Dataset rows
▶
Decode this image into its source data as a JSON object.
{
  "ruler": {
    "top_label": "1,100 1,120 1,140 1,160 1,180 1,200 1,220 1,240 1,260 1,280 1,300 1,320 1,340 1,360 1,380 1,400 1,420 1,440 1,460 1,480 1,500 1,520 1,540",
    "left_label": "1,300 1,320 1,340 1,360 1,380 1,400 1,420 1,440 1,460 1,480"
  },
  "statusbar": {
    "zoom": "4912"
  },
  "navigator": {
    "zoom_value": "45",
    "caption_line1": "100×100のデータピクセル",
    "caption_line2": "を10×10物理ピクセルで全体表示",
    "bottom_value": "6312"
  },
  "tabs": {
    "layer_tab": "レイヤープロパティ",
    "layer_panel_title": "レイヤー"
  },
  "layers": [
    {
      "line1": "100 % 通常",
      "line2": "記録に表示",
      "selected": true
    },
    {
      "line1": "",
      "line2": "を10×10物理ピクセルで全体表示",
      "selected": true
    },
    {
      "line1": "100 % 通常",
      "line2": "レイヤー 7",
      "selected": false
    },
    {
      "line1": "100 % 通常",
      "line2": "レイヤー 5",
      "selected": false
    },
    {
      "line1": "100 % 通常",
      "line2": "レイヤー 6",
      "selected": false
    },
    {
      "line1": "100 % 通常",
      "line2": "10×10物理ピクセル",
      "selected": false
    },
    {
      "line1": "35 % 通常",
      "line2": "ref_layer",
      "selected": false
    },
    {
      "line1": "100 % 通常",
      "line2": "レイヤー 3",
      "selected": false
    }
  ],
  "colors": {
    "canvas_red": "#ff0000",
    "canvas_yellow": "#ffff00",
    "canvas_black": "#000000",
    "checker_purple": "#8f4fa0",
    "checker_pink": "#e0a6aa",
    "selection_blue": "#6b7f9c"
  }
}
◀
▶
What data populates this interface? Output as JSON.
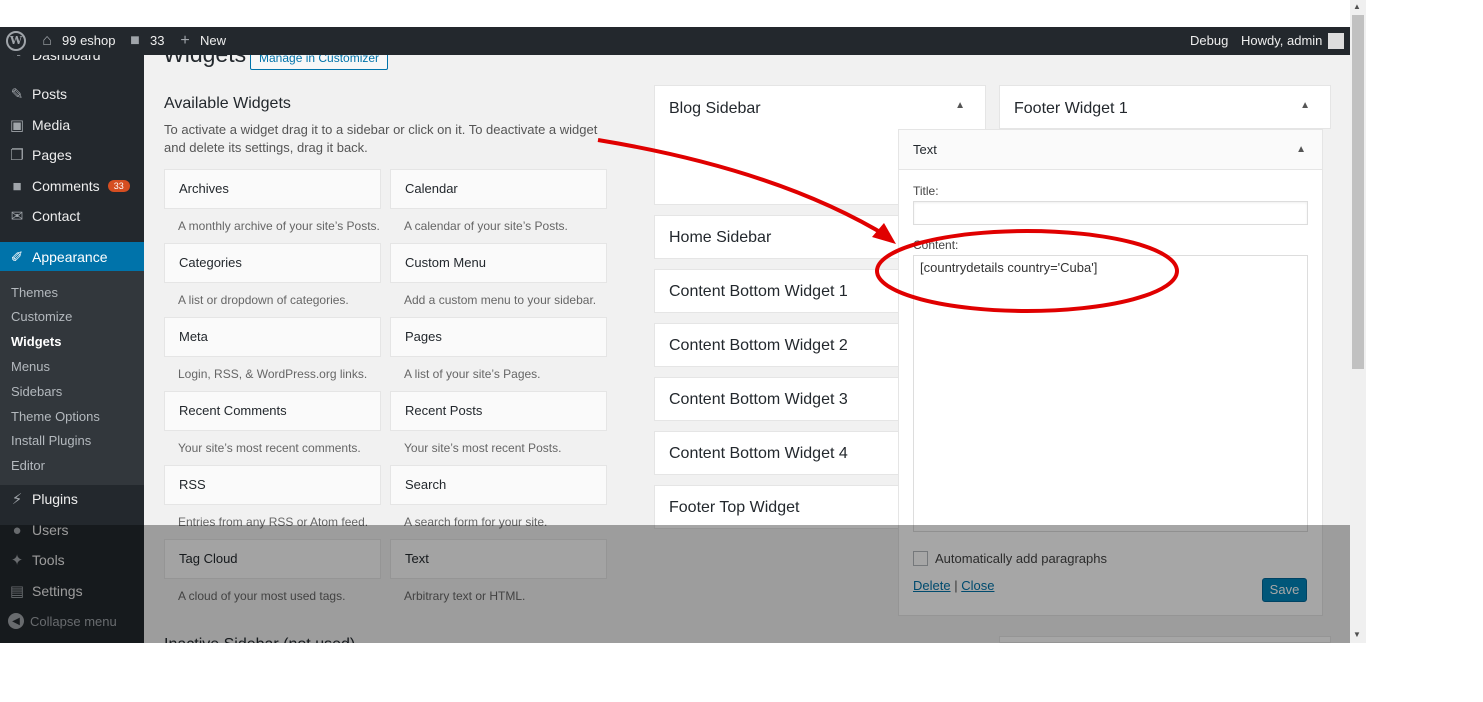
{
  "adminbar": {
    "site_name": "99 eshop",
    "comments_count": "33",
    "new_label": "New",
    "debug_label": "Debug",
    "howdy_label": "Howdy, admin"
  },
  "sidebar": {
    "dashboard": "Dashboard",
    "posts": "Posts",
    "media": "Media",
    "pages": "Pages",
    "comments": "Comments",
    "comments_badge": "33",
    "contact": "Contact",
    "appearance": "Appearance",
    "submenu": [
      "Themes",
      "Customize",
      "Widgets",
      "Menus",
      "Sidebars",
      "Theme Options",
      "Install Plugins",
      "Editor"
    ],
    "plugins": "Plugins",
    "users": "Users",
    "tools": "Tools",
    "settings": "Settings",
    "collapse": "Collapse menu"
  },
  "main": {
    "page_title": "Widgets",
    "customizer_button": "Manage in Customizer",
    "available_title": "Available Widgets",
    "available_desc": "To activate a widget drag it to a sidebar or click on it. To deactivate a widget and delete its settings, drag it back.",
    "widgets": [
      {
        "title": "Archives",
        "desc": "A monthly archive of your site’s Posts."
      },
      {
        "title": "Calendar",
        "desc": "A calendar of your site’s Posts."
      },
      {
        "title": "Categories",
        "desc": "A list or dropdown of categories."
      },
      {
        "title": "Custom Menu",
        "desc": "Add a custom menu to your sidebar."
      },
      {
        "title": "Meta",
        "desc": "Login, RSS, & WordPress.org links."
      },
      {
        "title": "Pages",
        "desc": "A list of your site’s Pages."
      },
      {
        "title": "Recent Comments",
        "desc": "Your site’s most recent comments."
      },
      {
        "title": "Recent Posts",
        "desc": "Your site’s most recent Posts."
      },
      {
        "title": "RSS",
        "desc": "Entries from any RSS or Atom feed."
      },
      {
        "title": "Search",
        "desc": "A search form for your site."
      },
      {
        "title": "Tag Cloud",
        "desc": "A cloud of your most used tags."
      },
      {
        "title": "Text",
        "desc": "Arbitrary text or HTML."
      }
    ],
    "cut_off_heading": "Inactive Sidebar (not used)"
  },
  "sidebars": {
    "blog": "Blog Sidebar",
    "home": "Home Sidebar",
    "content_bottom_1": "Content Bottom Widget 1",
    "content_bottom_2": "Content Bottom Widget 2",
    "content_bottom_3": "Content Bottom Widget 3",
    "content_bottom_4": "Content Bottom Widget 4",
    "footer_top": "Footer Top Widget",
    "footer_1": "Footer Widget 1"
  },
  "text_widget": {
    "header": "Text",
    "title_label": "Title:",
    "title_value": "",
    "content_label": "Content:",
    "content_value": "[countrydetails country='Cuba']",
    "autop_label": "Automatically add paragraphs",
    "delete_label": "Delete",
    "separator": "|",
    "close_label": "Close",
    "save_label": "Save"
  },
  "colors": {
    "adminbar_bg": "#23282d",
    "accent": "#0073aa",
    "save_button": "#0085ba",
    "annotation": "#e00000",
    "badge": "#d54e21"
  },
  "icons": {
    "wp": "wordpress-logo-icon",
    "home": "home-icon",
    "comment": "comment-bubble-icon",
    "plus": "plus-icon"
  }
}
◀
GIVEN REQUEST:
Give nothing but the number of lines containing the string "this".

WRITTEN ANSWER:
2